## TEXT TO READ
Author | Luca Pacioli |
---|---|

Country | Republic of Venice |

Language | Italian |

Subjects | Mathematics, Accounting |

Publisher | Paganini (Venice) |

Publication date | 1494 |

Pages | 615 pp (first edition) |

*Summa de arithmetica, geometria, proportioni et proportionalita* (

Written in vernacular Italian, the *Summa* is the first printed work on algebra, and it contains the first published description of the double-entry bookkeeping system. It set a new standard for writing and argumentation about algebra, and its impact upon the subsequent development and standardization of professional accounting methods was so great that Pacioli is sometimes referred to as the "father of accounting".

## TASK INSTRUCTIONS
A. According to the text on Pacioli's *Summa*, what bookkeeping system did the book first describe in print?
B. Restate the paragraph beginning "Written in vernacular Italian" from the text on Pacioli's *Summa* as a short bulleted list.
Rely only on the text on Pacioli's *Summa*.

## DATA EXTRACT
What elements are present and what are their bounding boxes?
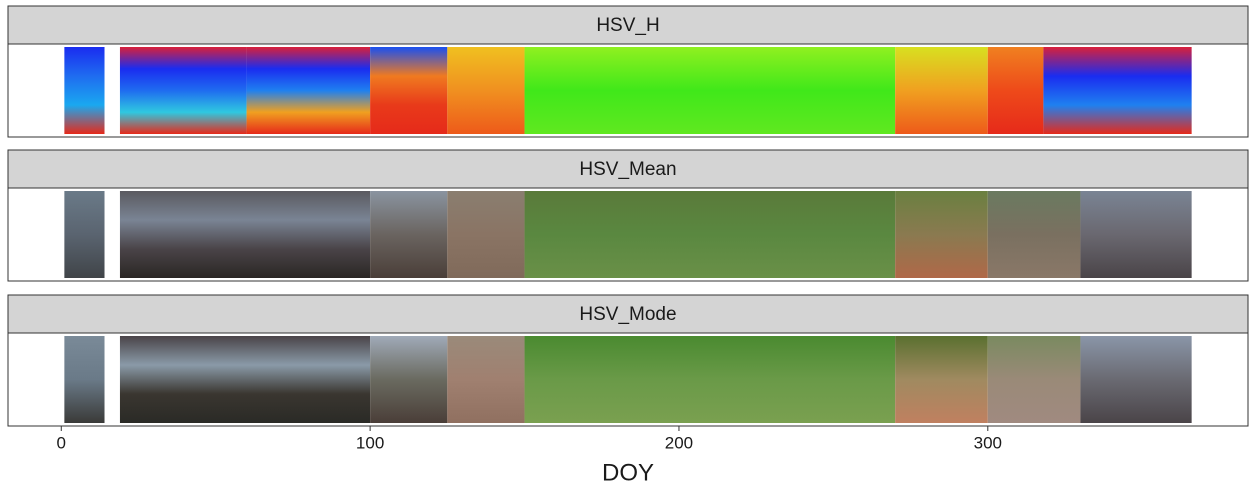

## REPLIES
A. The double-entry bookkeeping system.

B.
- Written in vernacular Italian
- First printed work on algebra
- First published description of double-entry bookkeeping
- Set a new standard for writing and argumentation about algebra
- Greatly shaped the later development and standardization of professional accounting, which is why Pacioli is sometimes called the "father of accounting"